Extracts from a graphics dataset
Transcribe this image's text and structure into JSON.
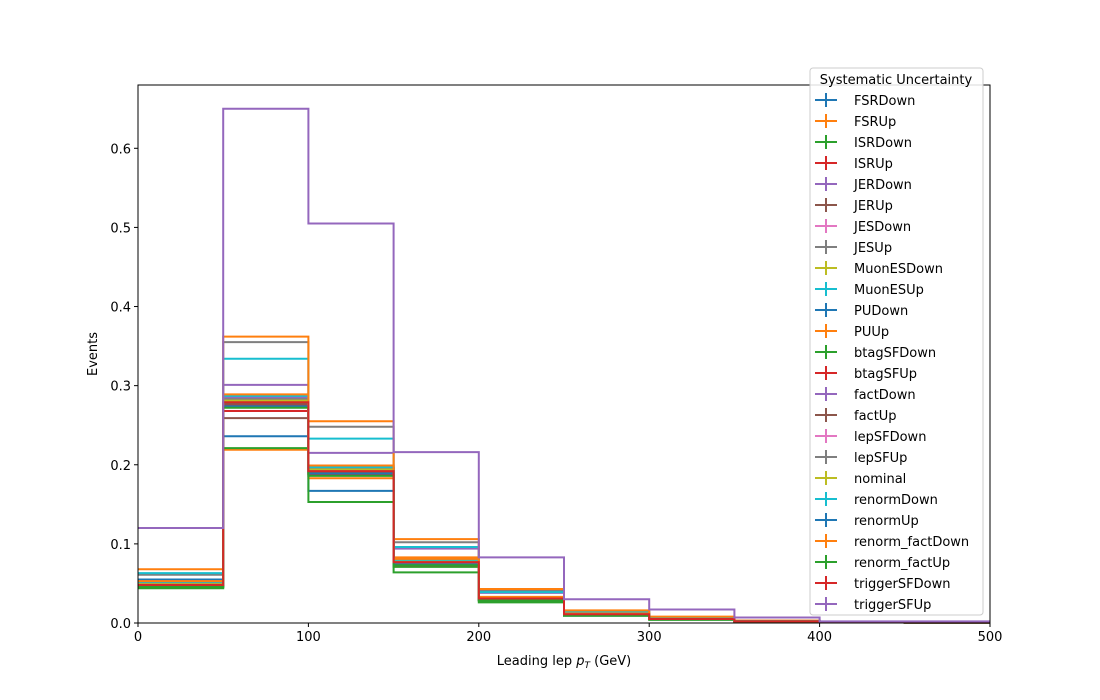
{
  "chart_data": {
    "type": "line",
    "xlabel": "Leading lep",
    "xlabel_unit": "(GeV)",
    "ylabel": "Events",
    "xlim": [
      0,
      500
    ],
    "ylim": [
      0,
      0.68
    ],
    "x_ticks": [
      "0",
      "100",
      "200",
      "300",
      "400",
      "500"
    ],
    "y_ticks": [
      "0.0",
      "0.1",
      "0.2",
      "0.3",
      "0.4",
      "0.5",
      "0.6"
    ],
    "bin_edges": [
      0,
      50,
      100,
      150,
      200,
      250,
      300,
      350,
      400,
      450,
      500
    ],
    "legend_title": "Systematic Uncertainty",
    "legend_position": "upper right",
    "series": [
      {
        "name": "FSRDown",
        "color": "#1f77b4",
        "values": [
          0.055,
          0.236,
          0.167,
          0.078,
          0.031,
          0.011,
          0.006,
          0.002,
          0.001,
          0.0005
        ]
      },
      {
        "name": "FSRUp",
        "color": "#ff7f0e",
        "values": [
          0.047,
          0.219,
          0.183,
          0.083,
          0.032,
          0.012,
          0.006,
          0.002,
          0.001,
          0.0005
        ]
      },
      {
        "name": "ISRDown",
        "color": "#2ca02c",
        "values": [
          0.045,
          0.284,
          0.195,
          0.071,
          0.028,
          0.01,
          0.005,
          0.002,
          0.001,
          0.0005
        ]
      },
      {
        "name": "ISRUp",
        "color": "#d62728",
        "values": [
          0.046,
          0.276,
          0.199,
          0.073,
          0.029,
          0.01,
          0.005,
          0.002,
          0.001,
          0.0005
        ]
      },
      {
        "name": "JERDown",
        "color": "#9467bd",
        "values": [
          0.053,
          0.301,
          0.215,
          0.094,
          0.038,
          0.014,
          0.007,
          0.002,
          0.001,
          0.0005
        ]
      },
      {
        "name": "JERUp",
        "color": "#8c564b",
        "values": [
          0.052,
          0.259,
          0.188,
          0.073,
          0.029,
          0.01,
          0.005,
          0.002,
          0.001,
          0.0005
        ]
      },
      {
        "name": "JESDown",
        "color": "#e377c2",
        "values": [
          0.051,
          0.278,
          0.19,
          0.076,
          0.031,
          0.011,
          0.005,
          0.002,
          0.001,
          0.0005
        ]
      },
      {
        "name": "JESUp",
        "color": "#7f7f7f",
        "values": [
          0.061,
          0.355,
          0.248,
          0.102,
          0.041,
          0.015,
          0.007,
          0.003,
          0.001,
          0.0005
        ]
      },
      {
        "name": "MuonESDown",
        "color": "#bcbd22",
        "values": [
          0.048,
          0.283,
          0.196,
          0.08,
          0.032,
          0.011,
          0.005,
          0.002,
          0.001,
          0.0005
        ]
      },
      {
        "name": "MuonESUp",
        "color": "#17becf",
        "values": [
          0.063,
          0.334,
          0.233,
          0.096,
          0.039,
          0.014,
          0.007,
          0.002,
          0.001,
          0.0005
        ]
      },
      {
        "name": "PUDown",
        "color": "#1f77b4",
        "values": [
          0.05,
          0.28,
          0.196,
          0.079,
          0.032,
          0.011,
          0.005,
          0.002,
          0.001,
          0.0005
        ]
      },
      {
        "name": "PUUp",
        "color": "#ff7f0e",
        "values": [
          0.068,
          0.362,
          0.255,
          0.106,
          0.043,
          0.016,
          0.008,
          0.003,
          0.001,
          0.0005
        ]
      },
      {
        "name": "btagSFDown",
        "color": "#2ca02c",
        "values": [
          0.044,
          0.221,
          0.153,
          0.064,
          0.026,
          0.009,
          0.004,
          0.002,
          0.001,
          0.0004
        ]
      },
      {
        "name": "btagSFUp",
        "color": "#d62728",
        "values": [
          0.049,
          0.268,
          0.188,
          0.076,
          0.031,
          0.011,
          0.005,
          0.002,
          0.001,
          0.0005
        ]
      },
      {
        "name": "factDown",
        "color": "#9467bd",
        "values": [
          0.051,
          0.285,
          0.194,
          0.078,
          0.032,
          0.011,
          0.005,
          0.002,
          0.001,
          0.0005
        ]
      },
      {
        "name": "factUp",
        "color": "#8c564b",
        "values": [
          0.048,
          0.277,
          0.19,
          0.075,
          0.03,
          0.011,
          0.005,
          0.002,
          0.001,
          0.0005
        ]
      },
      {
        "name": "lepSFDown",
        "color": "#e377c2",
        "values": [
          0.049,
          0.28,
          0.193,
          0.077,
          0.031,
          0.011,
          0.005,
          0.002,
          0.001,
          0.0005
        ]
      },
      {
        "name": "lepSFUp",
        "color": "#7f7f7f",
        "values": [
          0.05,
          0.283,
          0.196,
          0.079,
          0.032,
          0.011,
          0.005,
          0.002,
          0.001,
          0.0005
        ]
      },
      {
        "name": "nominal",
        "color": "#bcbd22",
        "values": [
          0.049,
          0.281,
          0.194,
          0.078,
          0.031,
          0.011,
          0.005,
          0.002,
          0.001,
          0.0005
        ]
      },
      {
        "name": "renormDown",
        "color": "#17becf",
        "values": [
          0.052,
          0.287,
          0.197,
          0.08,
          0.032,
          0.011,
          0.005,
          0.002,
          0.001,
          0.0005
        ]
      },
      {
        "name": "renormUp",
        "color": "#1f77b4",
        "values": [
          0.047,
          0.274,
          0.189,
          0.074,
          0.03,
          0.01,
          0.005,
          0.002,
          0.001,
          0.0005
        ]
      },
      {
        "name": "renorm_factDown",
        "color": "#ff7f0e",
        "values": [
          0.053,
          0.289,
          0.199,
          0.081,
          0.033,
          0.012,
          0.005,
          0.002,
          0.001,
          0.0005
        ]
      },
      {
        "name": "renorm_factUp",
        "color": "#2ca02c",
        "values": [
          0.046,
          0.272,
          0.186,
          0.073,
          0.029,
          0.01,
          0.005,
          0.002,
          0.001,
          0.0005
        ]
      },
      {
        "name": "triggerSFDown",
        "color": "#d62728",
        "values": [
          0.048,
          0.279,
          0.192,
          0.077,
          0.031,
          0.011,
          0.005,
          0.002,
          0.001,
          0.0005
        ]
      },
      {
        "name": "triggerSFUp",
        "color": "#9467bd",
        "values": [
          0.12,
          0.65,
          0.505,
          0.216,
          0.083,
          0.03,
          0.017,
          0.007,
          0.002,
          0.002
        ]
      }
    ]
  }
}
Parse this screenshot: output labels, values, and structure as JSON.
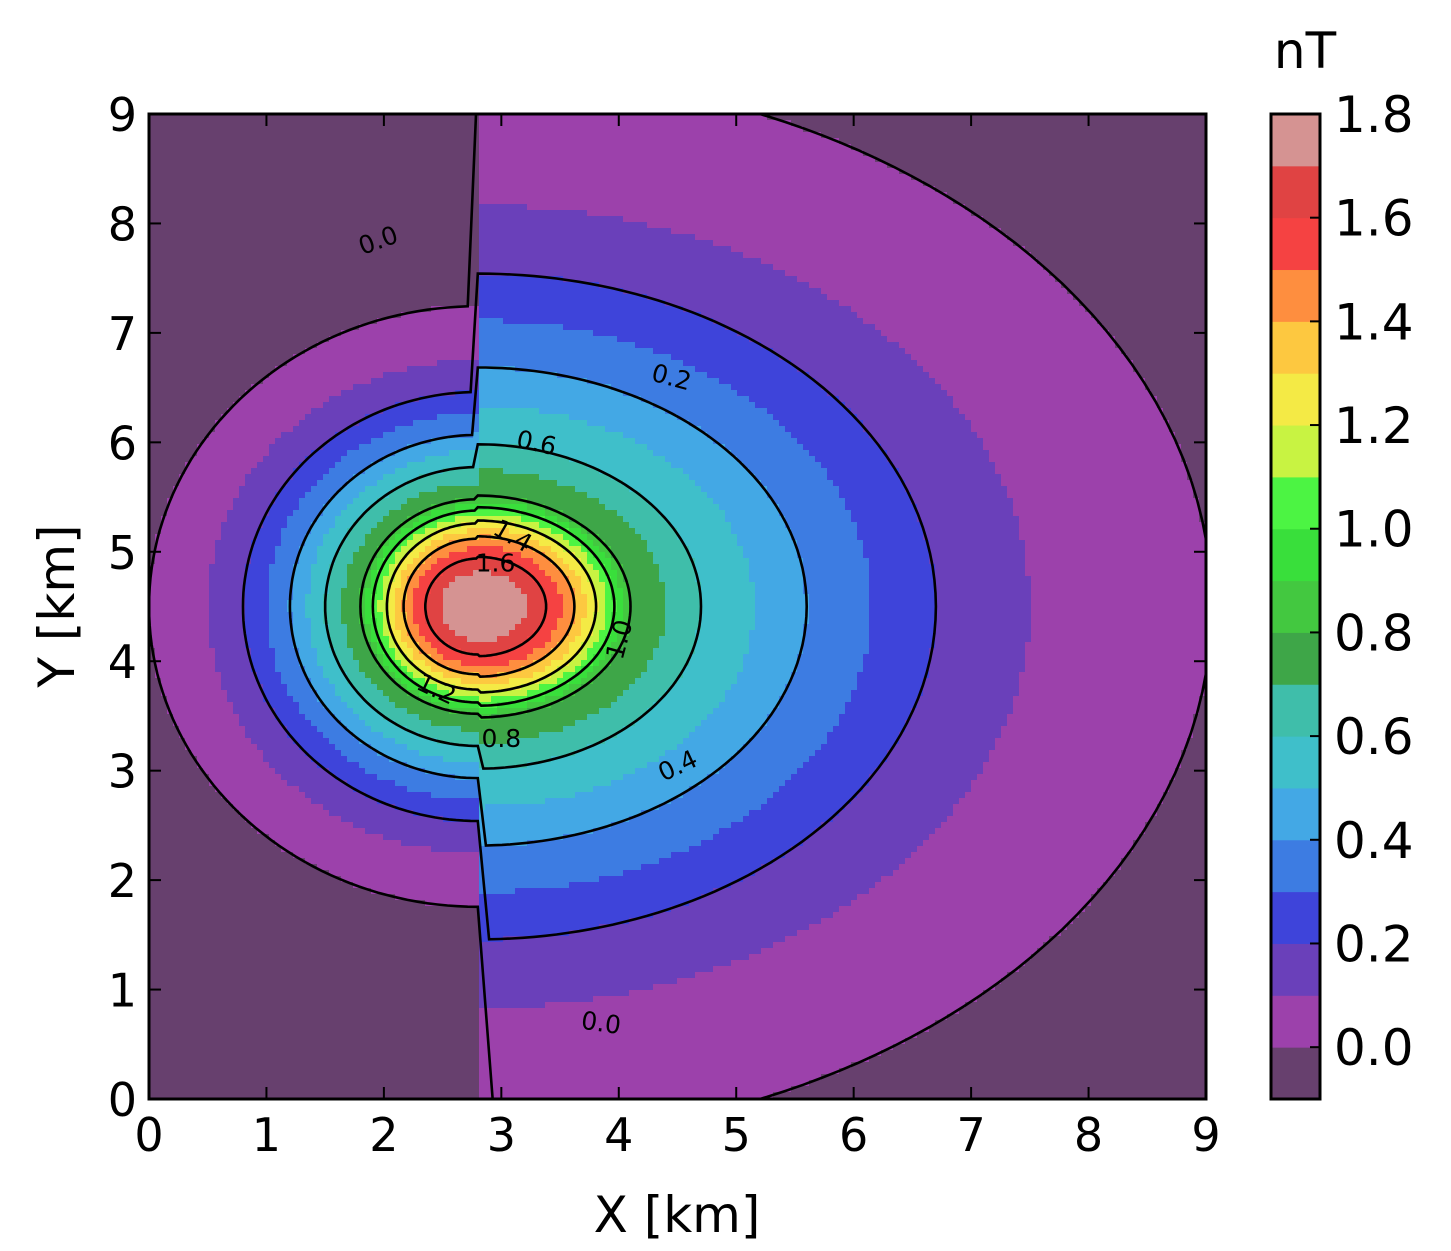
{
  "chart_data": {
    "type": "heatmap",
    "subtype": "filled-contour",
    "xlabel": "X [km]",
    "ylabel": "Y [km]",
    "xlim": [
      0,
      9
    ],
    "ylim": [
      0,
      9
    ],
    "x_ticks": [
      "0",
      "1",
      "2",
      "3",
      "4",
      "5",
      "6",
      "7",
      "8",
      "9"
    ],
    "y_ticks": [
      "0",
      "1",
      "2",
      "3",
      "4",
      "5",
      "6",
      "7",
      "8",
      "9"
    ],
    "grid": false,
    "field": {
      "peak_value": 1.8,
      "peak_location": [
        2.8,
        4.5
      ],
      "lobe": {
        "x_right_at_y_center": [
          9.05,
          7.5,
          6.7,
          5.6,
          4.7,
          4.1
        ],
        "x_left_at_y_center": [
          0.0,
          0.5,
          0.8,
          1.2,
          1.5,
          1.8
        ]
      }
    },
    "colorbar": {
      "unit": "nT",
      "ticks": [
        "0.0",
        "0.2",
        "0.4",
        "0.6",
        "0.8",
        "1.0",
        "1.2",
        "1.4",
        "1.6",
        "1.8"
      ],
      "levels": [
        -0.1,
        0.0,
        0.1,
        0.2,
        0.3,
        0.4,
        0.5,
        0.6,
        0.7,
        0.8,
        0.9,
        1.0,
        1.1,
        1.2,
        1.3,
        1.4,
        1.5,
        1.6,
        1.7,
        1.8
      ],
      "colors": [
        "#67406e",
        "#9c41ab",
        "#6a40ba",
        "#3e44da",
        "#3d7ce2",
        "#43a8e5",
        "#3fbfca",
        "#3fbeaa",
        "#3ea648",
        "#43c840",
        "#39df3b",
        "#4cf443",
        "#c8f342",
        "#f4ea45",
        "#fdc840",
        "#fe8e3f",
        "#f54242",
        "#e04343",
        "#d59392"
      ]
    },
    "contour_lines": [
      0.0,
      0.2,
      0.4,
      0.6,
      0.8,
      1.0,
      1.2,
      1.4,
      1.6
    ],
    "contour_labels": [
      {
        "text": "0.0",
        "x": 1.95,
        "y": 7.85,
        "angle": -20
      },
      {
        "text": "0.2",
        "x": 4.45,
        "y": 6.6,
        "angle": 15
      },
      {
        "text": "0.6",
        "x": 3.3,
        "y": 6.0,
        "angle": 12
      },
      {
        "text": "1.4",
        "x": 3.1,
        "y": 5.15,
        "angle": 30
      },
      {
        "text": "1.6",
        "x": 2.95,
        "y": 4.9,
        "angle": 0
      },
      {
        "text": "1.0",
        "x": 4.0,
        "y": 4.2,
        "angle": -75
      },
      {
        "text": "1.2",
        "x": 2.45,
        "y": 3.75,
        "angle": 25
      },
      {
        "text": "0.8",
        "x": 3.0,
        "y": 3.3,
        "angle": 0
      },
      {
        "text": "0.4",
        "x": 4.5,
        "y": 3.05,
        "angle": -25
      },
      {
        "text": "0.0",
        "x": 3.85,
        "y": 0.7,
        "angle": 8
      }
    ]
  }
}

Your instructions: Identify the lines that hold the word "JSON". Copy every one of them.

Result of this task:
Transcribe this image's text and structure into JSON.
Parse this screenshot: output labels, values, and structure as JSON.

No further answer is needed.